-- start --

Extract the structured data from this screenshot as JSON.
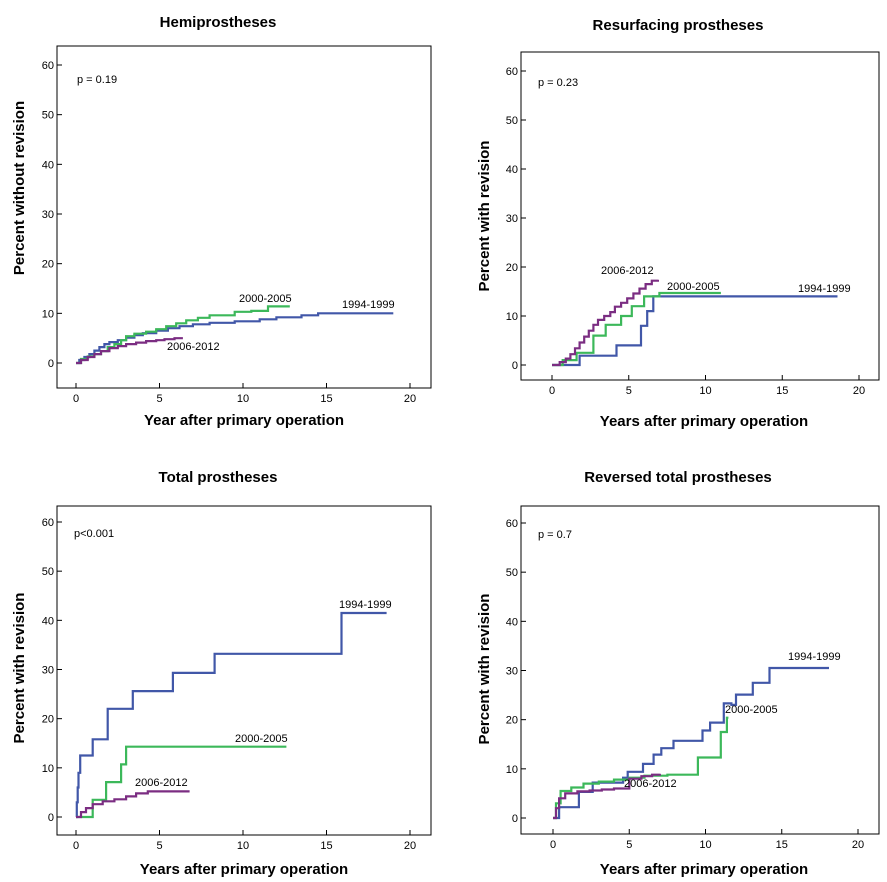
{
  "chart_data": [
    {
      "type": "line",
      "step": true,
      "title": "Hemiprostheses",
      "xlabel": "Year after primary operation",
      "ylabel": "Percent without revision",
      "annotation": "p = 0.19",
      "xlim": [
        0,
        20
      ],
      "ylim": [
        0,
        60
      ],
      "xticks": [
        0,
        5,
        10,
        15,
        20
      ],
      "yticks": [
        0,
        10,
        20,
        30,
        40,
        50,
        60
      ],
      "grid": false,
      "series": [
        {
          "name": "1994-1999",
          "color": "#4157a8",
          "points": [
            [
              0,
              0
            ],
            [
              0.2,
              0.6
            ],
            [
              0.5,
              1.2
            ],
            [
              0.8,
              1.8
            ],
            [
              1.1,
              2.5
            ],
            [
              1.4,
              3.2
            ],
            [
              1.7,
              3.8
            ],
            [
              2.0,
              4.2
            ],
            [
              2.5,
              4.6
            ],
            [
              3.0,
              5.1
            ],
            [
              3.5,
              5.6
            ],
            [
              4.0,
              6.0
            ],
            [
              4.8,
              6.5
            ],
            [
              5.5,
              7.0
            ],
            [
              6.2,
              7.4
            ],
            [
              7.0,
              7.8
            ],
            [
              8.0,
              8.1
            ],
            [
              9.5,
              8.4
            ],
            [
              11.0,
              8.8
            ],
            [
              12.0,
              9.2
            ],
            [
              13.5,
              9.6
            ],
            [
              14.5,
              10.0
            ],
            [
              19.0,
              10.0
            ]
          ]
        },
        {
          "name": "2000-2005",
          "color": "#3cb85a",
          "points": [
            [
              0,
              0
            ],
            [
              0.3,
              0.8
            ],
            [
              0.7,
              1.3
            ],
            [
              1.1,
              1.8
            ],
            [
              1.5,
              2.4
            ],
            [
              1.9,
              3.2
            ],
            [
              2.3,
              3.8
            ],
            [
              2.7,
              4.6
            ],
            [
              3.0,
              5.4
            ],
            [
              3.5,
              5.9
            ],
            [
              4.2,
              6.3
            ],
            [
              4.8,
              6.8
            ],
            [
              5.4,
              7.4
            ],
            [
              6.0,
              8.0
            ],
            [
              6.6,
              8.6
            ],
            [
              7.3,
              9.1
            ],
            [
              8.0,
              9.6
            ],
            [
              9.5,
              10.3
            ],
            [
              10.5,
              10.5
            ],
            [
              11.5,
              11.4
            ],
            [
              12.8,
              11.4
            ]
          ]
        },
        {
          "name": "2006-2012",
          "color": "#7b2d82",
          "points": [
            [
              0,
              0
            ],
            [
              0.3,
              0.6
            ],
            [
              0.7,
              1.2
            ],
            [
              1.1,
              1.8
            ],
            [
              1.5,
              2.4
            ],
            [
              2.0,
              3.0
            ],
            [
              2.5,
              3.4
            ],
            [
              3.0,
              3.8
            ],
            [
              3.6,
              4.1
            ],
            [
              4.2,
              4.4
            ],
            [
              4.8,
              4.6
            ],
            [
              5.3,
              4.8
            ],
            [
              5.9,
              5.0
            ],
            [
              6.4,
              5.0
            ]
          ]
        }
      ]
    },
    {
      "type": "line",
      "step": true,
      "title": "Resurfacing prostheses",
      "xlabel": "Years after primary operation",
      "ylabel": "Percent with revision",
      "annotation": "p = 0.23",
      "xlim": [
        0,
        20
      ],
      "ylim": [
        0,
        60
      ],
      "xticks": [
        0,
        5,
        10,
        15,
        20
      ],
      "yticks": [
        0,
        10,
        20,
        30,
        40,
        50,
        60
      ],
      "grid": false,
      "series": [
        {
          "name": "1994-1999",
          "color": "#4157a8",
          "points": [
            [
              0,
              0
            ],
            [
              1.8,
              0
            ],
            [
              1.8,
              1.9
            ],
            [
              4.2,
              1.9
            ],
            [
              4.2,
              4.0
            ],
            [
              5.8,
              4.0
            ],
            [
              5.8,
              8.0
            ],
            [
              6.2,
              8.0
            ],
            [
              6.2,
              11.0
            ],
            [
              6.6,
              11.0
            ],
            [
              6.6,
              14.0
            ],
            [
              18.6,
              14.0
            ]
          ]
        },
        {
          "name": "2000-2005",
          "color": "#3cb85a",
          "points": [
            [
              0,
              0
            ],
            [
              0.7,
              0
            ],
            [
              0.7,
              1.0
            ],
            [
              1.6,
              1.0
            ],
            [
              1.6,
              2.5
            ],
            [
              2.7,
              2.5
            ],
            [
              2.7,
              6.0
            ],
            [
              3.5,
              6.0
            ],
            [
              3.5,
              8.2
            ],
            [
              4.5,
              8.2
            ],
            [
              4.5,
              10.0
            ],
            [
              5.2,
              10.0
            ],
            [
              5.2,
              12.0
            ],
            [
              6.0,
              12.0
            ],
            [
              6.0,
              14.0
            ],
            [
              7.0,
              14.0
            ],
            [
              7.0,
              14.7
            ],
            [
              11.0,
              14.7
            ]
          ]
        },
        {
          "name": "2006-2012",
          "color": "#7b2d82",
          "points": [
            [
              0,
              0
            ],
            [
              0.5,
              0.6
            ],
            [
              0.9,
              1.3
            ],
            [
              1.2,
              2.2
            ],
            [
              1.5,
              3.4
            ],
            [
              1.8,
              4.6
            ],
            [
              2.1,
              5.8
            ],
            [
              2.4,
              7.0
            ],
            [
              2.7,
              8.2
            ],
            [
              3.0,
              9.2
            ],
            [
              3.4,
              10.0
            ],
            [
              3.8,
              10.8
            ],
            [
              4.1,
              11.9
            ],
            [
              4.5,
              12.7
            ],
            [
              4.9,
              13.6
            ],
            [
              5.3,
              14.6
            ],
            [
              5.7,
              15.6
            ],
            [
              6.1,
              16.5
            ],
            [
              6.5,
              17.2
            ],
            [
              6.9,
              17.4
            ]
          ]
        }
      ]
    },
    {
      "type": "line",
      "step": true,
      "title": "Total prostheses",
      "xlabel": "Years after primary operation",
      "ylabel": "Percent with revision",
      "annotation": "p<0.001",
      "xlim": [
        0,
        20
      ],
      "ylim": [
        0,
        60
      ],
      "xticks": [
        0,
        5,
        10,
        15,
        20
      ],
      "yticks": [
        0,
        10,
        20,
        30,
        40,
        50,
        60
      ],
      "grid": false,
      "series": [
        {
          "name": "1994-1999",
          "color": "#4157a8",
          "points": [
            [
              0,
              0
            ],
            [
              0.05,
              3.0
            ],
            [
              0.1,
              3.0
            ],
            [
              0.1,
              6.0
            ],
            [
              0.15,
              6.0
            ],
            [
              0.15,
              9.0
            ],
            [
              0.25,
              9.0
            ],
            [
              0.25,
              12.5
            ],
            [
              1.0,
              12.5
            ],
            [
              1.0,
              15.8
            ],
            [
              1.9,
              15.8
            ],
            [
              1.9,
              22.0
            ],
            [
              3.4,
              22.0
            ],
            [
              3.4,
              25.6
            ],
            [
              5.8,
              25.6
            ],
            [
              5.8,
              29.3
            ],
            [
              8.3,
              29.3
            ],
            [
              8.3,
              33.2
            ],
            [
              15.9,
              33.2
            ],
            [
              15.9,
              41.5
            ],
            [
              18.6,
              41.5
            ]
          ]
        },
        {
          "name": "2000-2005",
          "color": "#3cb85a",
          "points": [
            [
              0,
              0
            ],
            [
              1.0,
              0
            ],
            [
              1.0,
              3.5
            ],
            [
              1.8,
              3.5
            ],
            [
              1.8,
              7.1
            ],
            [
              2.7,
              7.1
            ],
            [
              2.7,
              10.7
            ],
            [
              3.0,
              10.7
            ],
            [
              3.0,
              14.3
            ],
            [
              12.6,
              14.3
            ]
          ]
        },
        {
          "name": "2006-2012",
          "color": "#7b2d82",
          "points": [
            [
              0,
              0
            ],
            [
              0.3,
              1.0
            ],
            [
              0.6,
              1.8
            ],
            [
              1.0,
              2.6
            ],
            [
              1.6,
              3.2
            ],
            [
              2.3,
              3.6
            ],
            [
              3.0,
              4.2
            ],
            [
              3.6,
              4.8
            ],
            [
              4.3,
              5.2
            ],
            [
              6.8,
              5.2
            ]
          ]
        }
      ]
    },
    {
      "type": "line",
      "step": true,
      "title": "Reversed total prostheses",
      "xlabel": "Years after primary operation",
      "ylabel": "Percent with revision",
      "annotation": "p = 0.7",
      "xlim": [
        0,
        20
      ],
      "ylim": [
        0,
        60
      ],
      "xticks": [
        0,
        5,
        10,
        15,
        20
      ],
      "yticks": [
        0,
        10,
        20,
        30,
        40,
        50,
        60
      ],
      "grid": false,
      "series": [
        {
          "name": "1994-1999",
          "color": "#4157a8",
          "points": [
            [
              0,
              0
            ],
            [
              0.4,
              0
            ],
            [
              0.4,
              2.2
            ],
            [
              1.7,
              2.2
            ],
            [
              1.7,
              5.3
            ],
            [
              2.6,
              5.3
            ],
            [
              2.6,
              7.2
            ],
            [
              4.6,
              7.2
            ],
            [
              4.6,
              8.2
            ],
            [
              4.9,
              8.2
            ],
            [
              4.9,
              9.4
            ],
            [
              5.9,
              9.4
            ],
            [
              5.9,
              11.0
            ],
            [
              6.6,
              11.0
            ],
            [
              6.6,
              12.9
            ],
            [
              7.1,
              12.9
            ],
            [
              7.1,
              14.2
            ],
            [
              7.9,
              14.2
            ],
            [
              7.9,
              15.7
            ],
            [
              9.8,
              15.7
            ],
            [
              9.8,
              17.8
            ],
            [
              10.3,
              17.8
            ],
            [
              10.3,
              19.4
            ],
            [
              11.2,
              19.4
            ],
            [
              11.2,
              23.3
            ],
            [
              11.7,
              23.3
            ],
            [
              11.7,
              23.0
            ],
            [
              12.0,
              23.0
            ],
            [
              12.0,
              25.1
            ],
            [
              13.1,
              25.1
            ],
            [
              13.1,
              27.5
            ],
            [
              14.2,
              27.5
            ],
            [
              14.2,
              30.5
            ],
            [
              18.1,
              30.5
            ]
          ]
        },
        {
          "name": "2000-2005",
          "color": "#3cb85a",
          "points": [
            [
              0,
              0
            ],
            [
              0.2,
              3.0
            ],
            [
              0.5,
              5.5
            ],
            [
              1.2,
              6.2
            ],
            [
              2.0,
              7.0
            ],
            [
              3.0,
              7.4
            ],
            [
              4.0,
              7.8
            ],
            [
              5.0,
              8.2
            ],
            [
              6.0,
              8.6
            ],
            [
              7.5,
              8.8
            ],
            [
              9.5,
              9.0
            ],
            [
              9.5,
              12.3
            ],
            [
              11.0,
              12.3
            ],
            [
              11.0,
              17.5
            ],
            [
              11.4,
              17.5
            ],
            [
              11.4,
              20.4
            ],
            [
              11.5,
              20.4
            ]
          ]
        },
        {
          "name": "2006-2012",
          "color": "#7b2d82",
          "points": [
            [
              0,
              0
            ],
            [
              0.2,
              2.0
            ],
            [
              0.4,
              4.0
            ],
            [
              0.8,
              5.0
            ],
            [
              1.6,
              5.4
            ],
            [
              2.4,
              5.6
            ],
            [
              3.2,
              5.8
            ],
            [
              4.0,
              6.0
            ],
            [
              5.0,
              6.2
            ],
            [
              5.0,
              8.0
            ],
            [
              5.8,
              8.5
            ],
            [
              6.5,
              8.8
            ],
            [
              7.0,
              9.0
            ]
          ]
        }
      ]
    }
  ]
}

-- end --
-- start --

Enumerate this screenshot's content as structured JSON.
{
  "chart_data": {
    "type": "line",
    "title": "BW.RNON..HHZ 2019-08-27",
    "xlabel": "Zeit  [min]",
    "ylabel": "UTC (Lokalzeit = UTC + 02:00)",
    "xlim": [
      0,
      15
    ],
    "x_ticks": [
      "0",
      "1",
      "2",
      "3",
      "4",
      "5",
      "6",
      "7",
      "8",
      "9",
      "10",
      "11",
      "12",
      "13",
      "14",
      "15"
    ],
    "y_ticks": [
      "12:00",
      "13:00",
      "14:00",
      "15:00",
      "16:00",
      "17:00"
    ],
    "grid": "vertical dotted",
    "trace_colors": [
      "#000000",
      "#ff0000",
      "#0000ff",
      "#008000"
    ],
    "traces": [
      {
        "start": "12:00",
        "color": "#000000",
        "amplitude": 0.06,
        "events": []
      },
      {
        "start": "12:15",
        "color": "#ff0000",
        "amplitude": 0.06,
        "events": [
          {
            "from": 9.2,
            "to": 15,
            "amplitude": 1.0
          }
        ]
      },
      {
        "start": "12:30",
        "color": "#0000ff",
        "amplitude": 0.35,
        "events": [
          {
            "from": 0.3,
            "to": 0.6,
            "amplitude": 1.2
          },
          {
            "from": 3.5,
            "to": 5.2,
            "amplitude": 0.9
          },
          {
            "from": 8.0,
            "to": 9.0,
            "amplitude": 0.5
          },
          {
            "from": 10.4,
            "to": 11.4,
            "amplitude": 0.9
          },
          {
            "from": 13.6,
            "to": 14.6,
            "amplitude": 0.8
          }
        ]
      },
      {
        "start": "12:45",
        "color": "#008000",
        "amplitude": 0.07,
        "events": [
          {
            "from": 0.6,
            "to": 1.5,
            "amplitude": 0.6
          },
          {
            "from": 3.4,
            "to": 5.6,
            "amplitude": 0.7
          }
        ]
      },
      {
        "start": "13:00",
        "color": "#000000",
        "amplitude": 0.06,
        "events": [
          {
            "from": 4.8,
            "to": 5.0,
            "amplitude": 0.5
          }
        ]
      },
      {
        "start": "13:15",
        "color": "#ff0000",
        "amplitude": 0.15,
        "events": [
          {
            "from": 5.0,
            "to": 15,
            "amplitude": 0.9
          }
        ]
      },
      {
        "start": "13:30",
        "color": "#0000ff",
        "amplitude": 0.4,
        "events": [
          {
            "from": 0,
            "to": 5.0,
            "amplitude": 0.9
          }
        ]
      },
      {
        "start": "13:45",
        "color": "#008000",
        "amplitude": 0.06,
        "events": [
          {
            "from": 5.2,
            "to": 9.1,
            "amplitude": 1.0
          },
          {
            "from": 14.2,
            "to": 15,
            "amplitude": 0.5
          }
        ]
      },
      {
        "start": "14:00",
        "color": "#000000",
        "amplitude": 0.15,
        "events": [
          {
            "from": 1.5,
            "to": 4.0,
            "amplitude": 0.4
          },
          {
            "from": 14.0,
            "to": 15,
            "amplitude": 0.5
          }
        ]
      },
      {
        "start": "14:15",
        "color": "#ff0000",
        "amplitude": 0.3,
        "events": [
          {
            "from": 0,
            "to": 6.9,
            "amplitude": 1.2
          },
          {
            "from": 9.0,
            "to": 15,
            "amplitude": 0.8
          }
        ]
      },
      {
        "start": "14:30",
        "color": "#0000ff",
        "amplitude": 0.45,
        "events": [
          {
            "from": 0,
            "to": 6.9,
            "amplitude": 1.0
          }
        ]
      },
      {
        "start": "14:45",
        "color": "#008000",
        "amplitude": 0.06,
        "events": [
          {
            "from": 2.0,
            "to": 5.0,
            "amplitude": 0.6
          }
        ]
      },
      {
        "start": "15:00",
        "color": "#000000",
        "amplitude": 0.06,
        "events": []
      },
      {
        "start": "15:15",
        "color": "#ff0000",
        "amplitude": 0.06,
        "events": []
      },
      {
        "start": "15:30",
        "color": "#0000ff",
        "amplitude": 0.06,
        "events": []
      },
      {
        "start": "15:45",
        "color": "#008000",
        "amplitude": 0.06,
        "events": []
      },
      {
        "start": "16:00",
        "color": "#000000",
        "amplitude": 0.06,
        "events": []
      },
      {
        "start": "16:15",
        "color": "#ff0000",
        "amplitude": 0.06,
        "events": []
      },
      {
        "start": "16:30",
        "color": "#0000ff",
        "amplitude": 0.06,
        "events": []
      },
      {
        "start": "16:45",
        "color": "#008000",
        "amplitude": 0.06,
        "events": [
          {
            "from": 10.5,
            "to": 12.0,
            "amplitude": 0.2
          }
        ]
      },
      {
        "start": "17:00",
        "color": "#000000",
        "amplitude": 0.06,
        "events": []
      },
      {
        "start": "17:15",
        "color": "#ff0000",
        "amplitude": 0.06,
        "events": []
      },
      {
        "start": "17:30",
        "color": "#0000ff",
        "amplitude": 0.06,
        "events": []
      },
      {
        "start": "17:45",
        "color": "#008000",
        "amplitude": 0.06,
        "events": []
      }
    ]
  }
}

-- end --

» Exercise instructions
Write only the number of lines that include "structured".

» Answer
2